**EXERCISE OBJECTIVE**. Copy the lines of the data verbatim, starting with the line that contains "exit-button[interactable] <box>891 332" and going on through the line that contains "user-icon <box>71 373 93 395</box>", including both of those lines.
begin DATA PROVIDED
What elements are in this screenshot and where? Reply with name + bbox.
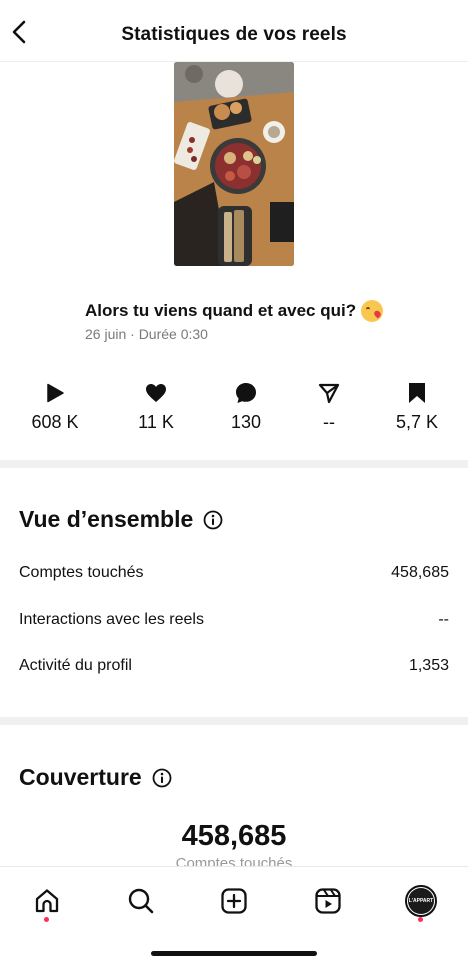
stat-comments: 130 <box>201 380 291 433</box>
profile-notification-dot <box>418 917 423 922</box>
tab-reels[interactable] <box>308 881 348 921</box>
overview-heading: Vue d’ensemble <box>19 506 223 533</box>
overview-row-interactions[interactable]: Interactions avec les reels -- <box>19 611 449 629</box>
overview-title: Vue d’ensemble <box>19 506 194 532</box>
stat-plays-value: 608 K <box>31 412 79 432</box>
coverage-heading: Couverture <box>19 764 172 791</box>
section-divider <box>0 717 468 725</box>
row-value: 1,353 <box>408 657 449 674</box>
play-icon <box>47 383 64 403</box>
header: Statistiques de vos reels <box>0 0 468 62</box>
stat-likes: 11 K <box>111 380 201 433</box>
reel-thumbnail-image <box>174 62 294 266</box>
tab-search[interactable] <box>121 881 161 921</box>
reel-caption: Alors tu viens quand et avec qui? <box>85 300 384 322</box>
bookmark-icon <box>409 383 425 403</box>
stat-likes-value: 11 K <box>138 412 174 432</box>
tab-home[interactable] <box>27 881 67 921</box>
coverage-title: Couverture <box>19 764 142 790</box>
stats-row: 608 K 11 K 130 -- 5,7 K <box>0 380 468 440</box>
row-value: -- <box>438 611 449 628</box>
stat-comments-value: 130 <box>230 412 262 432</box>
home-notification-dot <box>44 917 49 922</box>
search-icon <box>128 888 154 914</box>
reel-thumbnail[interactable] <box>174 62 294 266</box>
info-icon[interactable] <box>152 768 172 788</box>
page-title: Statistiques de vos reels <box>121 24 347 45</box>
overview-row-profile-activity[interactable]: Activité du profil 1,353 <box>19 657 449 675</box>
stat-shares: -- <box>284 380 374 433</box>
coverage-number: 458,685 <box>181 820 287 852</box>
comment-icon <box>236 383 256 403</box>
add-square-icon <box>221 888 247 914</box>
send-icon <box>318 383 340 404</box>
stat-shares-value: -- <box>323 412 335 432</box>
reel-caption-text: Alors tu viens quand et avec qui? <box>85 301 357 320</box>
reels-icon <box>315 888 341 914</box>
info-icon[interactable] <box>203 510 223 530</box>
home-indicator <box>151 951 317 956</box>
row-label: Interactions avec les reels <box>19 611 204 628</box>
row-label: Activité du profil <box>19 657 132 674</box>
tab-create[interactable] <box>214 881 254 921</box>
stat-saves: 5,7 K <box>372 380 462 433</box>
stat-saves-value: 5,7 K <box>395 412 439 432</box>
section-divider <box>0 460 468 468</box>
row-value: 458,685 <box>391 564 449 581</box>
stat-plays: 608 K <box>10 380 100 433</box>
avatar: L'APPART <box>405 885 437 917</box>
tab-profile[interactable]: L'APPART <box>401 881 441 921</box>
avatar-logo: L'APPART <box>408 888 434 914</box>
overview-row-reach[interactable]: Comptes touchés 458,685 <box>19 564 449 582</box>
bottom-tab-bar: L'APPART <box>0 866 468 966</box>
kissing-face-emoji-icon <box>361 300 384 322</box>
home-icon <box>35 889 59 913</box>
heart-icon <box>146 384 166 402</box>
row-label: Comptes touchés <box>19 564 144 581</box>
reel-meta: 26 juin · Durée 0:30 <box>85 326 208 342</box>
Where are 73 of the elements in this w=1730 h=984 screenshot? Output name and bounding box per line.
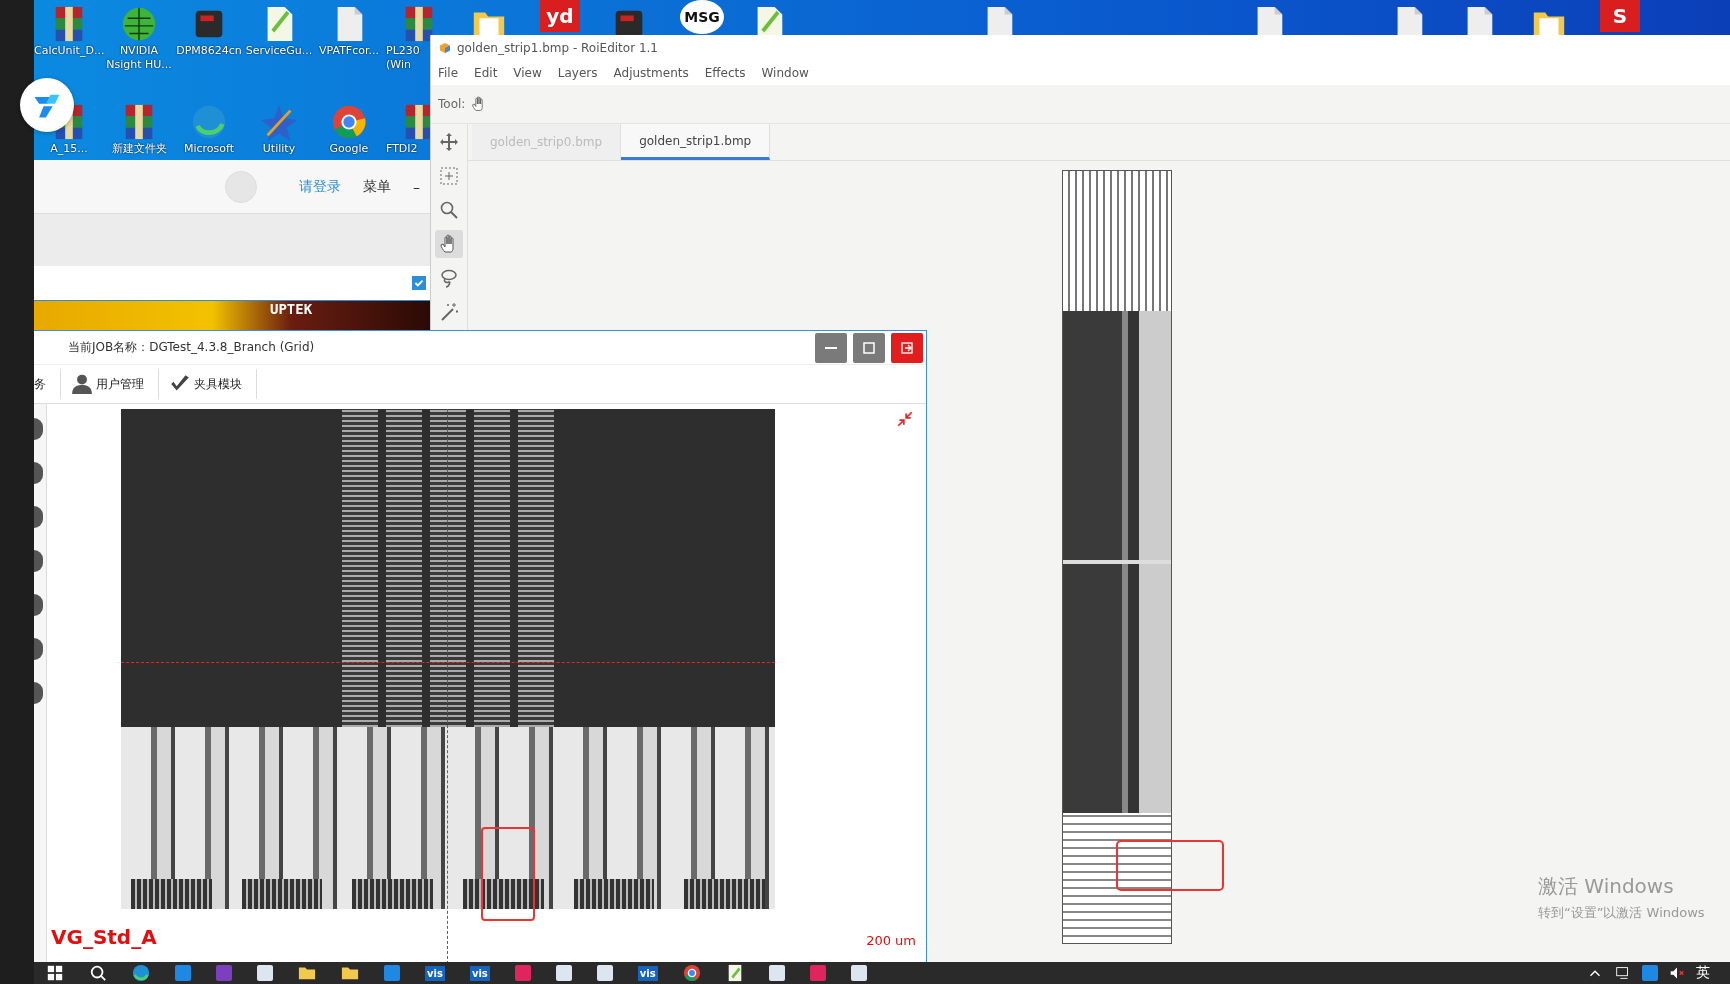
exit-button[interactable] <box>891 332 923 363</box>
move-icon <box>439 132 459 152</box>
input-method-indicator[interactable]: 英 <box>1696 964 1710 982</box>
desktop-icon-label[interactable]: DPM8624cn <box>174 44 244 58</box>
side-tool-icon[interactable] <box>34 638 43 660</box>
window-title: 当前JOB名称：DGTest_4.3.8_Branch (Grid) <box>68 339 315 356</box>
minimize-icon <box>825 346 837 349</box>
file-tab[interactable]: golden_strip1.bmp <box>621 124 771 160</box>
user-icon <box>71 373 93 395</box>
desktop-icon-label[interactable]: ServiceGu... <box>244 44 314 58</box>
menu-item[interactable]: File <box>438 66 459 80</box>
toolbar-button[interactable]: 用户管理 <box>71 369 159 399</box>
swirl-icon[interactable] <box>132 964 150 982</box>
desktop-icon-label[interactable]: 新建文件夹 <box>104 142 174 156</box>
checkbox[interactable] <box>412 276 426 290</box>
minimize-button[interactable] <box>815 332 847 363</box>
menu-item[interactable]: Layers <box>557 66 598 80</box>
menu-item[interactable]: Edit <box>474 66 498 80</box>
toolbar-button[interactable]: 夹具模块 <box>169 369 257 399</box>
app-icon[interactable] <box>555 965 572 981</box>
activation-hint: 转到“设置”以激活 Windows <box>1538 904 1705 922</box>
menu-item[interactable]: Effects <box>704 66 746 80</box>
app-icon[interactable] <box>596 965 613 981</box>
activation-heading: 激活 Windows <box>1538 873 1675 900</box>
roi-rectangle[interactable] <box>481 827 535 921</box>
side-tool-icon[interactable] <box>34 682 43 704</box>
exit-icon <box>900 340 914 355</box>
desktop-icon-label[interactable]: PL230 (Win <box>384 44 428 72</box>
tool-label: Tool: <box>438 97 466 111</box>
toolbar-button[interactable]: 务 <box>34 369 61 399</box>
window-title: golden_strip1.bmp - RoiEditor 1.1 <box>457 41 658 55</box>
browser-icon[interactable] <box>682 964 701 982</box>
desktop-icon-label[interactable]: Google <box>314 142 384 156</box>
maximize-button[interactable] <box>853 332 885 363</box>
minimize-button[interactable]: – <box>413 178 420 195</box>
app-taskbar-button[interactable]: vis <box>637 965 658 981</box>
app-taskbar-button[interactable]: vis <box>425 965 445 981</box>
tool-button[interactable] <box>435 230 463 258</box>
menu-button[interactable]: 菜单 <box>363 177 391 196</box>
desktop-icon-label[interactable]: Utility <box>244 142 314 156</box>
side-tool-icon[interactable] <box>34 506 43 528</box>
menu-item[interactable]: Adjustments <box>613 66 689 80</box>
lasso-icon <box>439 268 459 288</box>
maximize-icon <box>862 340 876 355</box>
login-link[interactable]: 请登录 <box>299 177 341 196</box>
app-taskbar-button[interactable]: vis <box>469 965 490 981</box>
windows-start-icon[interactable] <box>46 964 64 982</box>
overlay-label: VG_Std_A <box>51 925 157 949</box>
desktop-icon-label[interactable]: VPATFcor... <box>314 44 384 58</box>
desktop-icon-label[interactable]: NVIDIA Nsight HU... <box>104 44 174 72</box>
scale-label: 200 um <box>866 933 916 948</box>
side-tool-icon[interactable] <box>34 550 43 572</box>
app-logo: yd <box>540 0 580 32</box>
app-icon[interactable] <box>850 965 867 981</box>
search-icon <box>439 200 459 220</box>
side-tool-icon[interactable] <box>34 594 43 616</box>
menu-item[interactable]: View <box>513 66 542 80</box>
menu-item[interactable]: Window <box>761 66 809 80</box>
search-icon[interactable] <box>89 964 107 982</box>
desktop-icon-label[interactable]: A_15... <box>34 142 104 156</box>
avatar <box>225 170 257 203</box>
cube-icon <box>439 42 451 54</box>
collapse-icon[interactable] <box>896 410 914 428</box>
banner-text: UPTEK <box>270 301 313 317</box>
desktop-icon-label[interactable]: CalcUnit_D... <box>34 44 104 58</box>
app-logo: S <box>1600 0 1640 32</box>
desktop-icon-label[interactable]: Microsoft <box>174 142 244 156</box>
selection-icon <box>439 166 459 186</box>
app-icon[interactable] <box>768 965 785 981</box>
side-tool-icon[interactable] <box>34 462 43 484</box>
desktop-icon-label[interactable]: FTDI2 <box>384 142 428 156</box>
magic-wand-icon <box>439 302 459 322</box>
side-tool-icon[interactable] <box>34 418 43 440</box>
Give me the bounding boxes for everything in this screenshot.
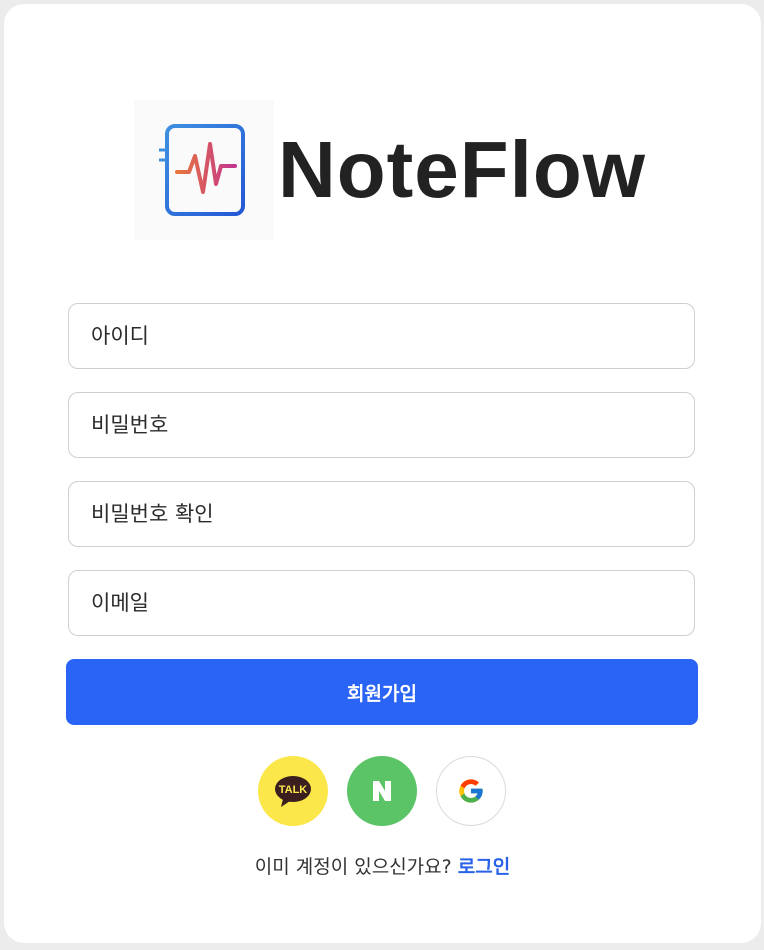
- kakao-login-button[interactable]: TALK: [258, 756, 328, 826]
end DATA PROVIDED
**ANSWER IN FULL**.
exit-button[interactable] <box>891 332 923 363</box>
move-icon <box>439 132 459 152</box>
input-method-indicator[interactable]: 英 <box>1696 964 1710 982</box>
desktop-icon-label[interactable]: DPM8624cn <box>174 44 244 58</box>
side-tool-icon[interactable] <box>34 638 43 660</box>
window-title: 当前JOB名称：DGTest_4.3.8_Branch (Grid) <box>68 339 315 356</box>
minimize-icon <box>825 346 837 349</box>
file-tab[interactable]: golden_strip1.bmp <box>621 124 771 160</box>
user-icon <box>71 373 93 395</box>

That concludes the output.